■ EXERCISE PROMPT
Reproduce the lines below verbatim, starting with the line containing "list every element" and going on through the line containing "chevron-down-icon: ▼ [350, 234, 356, 241]". Leave out the pictures.

■ DATASET RECORDS
■ ■ ■ ■ ■
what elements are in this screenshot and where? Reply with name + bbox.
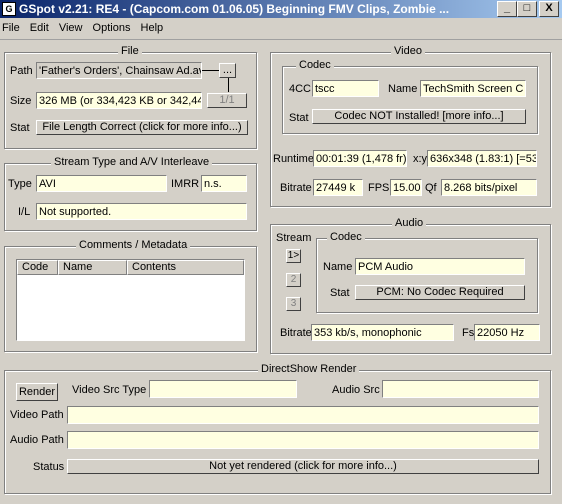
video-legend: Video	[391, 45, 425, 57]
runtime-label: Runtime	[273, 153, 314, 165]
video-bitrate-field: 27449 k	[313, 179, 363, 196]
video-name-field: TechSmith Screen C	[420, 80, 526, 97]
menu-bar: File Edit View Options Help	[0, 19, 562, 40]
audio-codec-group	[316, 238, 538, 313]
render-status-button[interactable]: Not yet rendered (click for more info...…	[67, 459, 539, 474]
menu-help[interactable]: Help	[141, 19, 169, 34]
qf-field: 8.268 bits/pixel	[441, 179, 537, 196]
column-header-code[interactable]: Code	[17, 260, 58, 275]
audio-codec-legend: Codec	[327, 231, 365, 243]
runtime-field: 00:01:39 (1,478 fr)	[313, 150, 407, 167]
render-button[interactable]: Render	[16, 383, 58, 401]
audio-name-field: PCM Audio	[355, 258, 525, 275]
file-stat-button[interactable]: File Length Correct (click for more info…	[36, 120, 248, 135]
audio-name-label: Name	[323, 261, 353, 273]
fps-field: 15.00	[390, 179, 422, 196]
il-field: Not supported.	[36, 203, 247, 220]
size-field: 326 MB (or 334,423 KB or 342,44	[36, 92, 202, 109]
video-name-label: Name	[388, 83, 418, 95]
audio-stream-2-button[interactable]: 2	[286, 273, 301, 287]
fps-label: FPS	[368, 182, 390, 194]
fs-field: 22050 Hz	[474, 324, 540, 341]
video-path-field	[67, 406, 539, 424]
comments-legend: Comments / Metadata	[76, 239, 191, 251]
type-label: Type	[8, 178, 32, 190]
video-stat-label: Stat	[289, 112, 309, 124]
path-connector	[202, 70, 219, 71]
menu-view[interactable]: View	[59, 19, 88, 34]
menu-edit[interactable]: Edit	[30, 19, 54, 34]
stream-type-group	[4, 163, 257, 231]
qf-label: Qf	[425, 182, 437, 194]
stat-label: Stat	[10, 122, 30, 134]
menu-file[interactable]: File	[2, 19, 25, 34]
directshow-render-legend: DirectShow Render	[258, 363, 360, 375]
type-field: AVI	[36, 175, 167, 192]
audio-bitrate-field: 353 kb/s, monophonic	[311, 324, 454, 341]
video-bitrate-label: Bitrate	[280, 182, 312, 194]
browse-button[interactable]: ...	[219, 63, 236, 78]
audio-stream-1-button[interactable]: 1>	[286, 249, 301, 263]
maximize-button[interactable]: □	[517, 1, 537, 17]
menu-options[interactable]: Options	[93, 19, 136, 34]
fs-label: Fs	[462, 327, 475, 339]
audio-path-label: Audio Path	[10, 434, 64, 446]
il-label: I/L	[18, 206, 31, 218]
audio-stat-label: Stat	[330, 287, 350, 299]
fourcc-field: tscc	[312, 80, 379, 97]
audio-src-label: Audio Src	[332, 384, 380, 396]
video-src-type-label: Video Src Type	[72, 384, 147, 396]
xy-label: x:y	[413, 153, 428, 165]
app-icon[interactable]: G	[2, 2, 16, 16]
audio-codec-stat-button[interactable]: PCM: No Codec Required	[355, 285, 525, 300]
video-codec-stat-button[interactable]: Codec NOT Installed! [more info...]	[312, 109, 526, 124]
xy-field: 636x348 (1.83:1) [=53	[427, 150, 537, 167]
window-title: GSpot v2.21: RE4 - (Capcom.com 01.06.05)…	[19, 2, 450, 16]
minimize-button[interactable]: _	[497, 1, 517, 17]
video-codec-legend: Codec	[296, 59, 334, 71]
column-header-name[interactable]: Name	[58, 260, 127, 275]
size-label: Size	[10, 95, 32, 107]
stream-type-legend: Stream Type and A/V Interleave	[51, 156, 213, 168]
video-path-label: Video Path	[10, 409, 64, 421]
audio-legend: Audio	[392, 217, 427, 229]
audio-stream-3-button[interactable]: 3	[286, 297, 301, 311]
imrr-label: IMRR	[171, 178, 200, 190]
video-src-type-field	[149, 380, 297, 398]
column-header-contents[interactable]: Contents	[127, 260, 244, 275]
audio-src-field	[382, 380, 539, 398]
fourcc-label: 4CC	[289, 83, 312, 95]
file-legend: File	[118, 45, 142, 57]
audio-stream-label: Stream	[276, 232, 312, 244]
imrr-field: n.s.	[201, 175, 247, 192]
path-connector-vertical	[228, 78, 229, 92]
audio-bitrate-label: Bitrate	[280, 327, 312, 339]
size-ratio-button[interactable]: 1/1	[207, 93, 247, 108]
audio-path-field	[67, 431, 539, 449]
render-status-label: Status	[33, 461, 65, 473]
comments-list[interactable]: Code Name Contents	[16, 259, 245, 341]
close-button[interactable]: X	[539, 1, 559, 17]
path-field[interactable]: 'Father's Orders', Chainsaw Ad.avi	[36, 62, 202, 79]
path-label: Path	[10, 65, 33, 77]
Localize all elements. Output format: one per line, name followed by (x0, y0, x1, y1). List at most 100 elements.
■ ■ ■ ■ ■
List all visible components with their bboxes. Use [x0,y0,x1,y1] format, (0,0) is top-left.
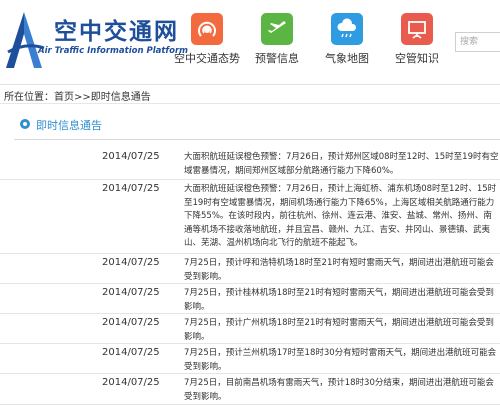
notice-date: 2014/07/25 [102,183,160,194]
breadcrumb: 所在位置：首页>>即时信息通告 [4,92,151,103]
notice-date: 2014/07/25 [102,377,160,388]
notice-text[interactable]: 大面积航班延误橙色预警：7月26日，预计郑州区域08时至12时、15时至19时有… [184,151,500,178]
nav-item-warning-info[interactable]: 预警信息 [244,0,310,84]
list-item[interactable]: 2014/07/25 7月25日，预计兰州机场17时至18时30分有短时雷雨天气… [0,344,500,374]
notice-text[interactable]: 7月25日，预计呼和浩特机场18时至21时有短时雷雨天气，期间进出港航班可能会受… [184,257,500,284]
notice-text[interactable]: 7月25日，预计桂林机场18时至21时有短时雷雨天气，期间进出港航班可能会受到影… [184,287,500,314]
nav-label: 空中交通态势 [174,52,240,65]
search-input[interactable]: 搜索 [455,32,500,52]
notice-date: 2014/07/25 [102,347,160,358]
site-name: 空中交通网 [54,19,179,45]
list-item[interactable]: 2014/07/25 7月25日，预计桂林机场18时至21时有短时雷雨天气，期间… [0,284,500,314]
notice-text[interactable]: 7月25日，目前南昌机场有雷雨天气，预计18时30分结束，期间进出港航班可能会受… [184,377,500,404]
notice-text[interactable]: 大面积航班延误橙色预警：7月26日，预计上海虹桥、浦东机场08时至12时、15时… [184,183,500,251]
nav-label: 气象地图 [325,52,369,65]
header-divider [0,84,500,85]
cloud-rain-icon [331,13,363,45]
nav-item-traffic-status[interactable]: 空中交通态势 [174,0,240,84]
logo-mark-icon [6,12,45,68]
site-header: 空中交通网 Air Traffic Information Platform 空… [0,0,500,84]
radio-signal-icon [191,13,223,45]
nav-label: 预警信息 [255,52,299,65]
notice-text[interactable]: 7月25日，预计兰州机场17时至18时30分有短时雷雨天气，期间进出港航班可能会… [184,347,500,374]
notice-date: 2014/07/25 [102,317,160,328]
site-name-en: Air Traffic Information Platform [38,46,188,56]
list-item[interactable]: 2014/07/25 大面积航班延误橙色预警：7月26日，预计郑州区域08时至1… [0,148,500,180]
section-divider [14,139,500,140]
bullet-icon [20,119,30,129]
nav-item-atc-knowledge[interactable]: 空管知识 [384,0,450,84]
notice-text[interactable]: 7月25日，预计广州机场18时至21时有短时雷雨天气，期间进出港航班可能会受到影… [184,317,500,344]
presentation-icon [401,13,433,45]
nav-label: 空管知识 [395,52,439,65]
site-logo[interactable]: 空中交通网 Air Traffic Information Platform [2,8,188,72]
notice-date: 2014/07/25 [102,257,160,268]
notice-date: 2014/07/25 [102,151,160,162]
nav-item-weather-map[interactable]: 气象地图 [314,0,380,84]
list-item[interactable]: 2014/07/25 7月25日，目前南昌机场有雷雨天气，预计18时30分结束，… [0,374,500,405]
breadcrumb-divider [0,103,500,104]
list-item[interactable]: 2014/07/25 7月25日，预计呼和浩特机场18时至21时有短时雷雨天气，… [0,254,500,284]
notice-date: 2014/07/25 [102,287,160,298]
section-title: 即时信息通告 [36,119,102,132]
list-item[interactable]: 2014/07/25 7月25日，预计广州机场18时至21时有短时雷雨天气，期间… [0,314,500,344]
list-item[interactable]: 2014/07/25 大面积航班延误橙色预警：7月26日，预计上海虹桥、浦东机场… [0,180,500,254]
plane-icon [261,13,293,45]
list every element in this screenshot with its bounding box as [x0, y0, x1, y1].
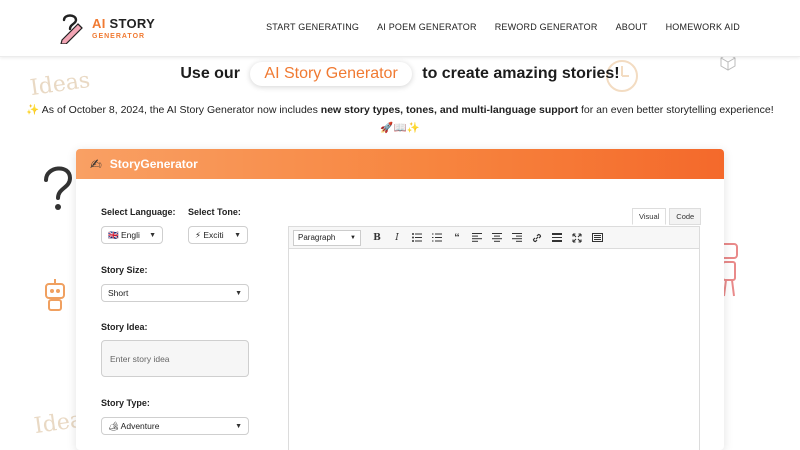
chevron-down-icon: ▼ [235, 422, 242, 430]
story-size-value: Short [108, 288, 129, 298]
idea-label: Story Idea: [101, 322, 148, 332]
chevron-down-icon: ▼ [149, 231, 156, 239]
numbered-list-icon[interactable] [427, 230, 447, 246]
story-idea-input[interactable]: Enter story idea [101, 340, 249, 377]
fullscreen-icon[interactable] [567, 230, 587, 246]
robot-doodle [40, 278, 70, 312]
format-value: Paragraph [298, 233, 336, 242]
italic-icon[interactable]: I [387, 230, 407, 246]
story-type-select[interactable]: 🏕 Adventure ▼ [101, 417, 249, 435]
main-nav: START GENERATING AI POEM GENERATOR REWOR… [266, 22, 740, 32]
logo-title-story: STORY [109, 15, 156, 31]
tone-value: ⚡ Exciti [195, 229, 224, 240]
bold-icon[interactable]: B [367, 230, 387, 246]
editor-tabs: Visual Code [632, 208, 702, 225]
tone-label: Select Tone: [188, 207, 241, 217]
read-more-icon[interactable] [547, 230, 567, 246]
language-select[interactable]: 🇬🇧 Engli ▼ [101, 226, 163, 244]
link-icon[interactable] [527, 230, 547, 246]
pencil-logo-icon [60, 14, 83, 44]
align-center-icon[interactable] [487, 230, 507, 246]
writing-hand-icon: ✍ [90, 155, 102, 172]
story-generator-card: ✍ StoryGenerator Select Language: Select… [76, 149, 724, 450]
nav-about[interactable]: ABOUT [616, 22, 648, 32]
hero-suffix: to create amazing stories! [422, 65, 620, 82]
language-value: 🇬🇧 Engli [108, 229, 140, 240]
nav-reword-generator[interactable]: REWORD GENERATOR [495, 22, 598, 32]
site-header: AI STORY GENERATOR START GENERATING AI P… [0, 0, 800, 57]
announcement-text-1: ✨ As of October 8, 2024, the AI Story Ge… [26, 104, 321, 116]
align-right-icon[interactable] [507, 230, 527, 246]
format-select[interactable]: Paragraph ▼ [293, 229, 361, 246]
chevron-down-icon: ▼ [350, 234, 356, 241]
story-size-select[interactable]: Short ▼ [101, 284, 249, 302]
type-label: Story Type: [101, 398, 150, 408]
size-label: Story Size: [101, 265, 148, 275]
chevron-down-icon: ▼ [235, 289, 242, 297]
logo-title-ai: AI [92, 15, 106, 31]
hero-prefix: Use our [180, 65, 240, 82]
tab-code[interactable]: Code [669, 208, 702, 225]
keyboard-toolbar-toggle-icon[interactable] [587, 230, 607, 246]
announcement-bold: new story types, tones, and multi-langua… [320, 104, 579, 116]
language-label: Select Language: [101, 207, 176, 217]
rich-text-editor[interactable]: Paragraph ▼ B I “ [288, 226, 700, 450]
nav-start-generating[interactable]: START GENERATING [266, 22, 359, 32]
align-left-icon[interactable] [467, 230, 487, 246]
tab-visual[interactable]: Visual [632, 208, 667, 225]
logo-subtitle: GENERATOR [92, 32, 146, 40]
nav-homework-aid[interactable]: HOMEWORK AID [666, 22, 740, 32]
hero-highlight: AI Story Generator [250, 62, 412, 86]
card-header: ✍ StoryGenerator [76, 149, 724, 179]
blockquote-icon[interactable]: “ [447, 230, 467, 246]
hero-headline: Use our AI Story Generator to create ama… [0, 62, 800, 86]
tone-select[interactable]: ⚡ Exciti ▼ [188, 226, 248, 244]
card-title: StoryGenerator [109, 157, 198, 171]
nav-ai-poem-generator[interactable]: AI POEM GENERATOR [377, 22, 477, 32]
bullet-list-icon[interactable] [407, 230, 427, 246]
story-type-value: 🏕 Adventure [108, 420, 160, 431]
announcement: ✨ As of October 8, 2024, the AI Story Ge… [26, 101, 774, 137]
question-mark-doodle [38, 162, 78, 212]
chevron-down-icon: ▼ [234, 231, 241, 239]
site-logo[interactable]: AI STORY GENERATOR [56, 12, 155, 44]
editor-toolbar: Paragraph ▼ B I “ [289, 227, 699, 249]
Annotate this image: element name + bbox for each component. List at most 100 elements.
■ ■ ■ ■ ■
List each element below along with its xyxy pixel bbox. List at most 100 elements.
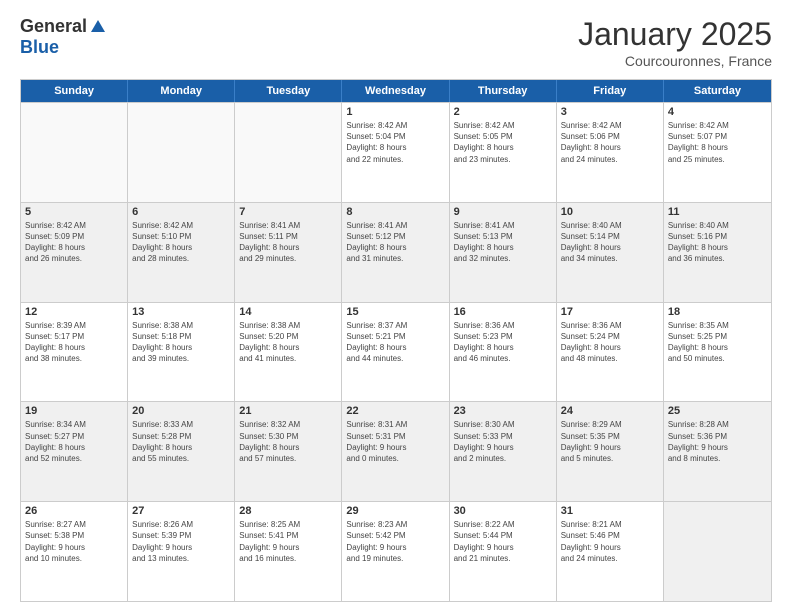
■ ■ ■ ■ ■
■ PROBLEM SOLUTION
list every element in this screenshot with its bounding box as [x0, y0, x1, y1].
chevron-down-icon: ▼ [235, 422, 242, 430]
story-size-value: Short [108, 288, 129, 298]
idea-label: Story Idea: [101, 322, 148, 332]
chevron-down-icon: ▼ [149, 231, 156, 239]
numbered-list-icon[interactable] [427, 230, 447, 246]
story-idea-input[interactable]: Enter story idea [101, 340, 249, 377]
fullscreen-icon[interactable] [567, 230, 587, 246]
robot-doodle [40, 278, 70, 312]
format-value: Paragraph [298, 233, 336, 242]
italic-icon[interactable]: I [387, 230, 407, 246]
story-type-select[interactable]: 🏕 Adventure ▼ [101, 417, 249, 435]
main-nav: START GENERATING AI POEM GENERATOR REWOR… [266, 22, 740, 32]
logo-title-story: STORY [109, 15, 156, 31]
tone-value: ⚡ Exciti [195, 229, 224, 240]
bold-icon[interactable]: B [367, 230, 387, 246]
editor-tabs: Visual Code [632, 208, 702, 225]
tone-label: Select Tone: [188, 207, 241, 217]
read-more-icon[interactable] [547, 230, 567, 246]
language-select[interactable]: 🇬🇧 Engli ▼ [101, 226, 163, 244]
link-icon[interactable] [527, 230, 547, 246]
pencil-logo-icon [60, 14, 83, 44]
align-center-icon[interactable] [487, 230, 507, 246]
writing-hand-icon: ✍ [90, 155, 102, 172]
story-generator-card: ✍ StoryGenerator Select Language: Select… [76, 149, 724, 450]
nav-about[interactable]: ABOUT [616, 22, 648, 32]
hero-suffix: to create amazing stories! [422, 65, 620, 82]
language-value: 🇬🇧 Engli [108, 229, 140, 240]
nav-reword-generator[interactable]: REWORD GENERATOR [495, 22, 598, 32]
site-header: AI STORY GENERATOR START GENERATING AI P… [0, 0, 800, 57]
announcement-text-1: ✨ As of October 8, 2024, the AI Story Ge… [26, 104, 321, 116]
align-right-icon[interactable] [507, 230, 527, 246]
format-select[interactable]: Paragraph ▼ [293, 229, 361, 246]
chevron-down-icon: ▼ [350, 234, 356, 241]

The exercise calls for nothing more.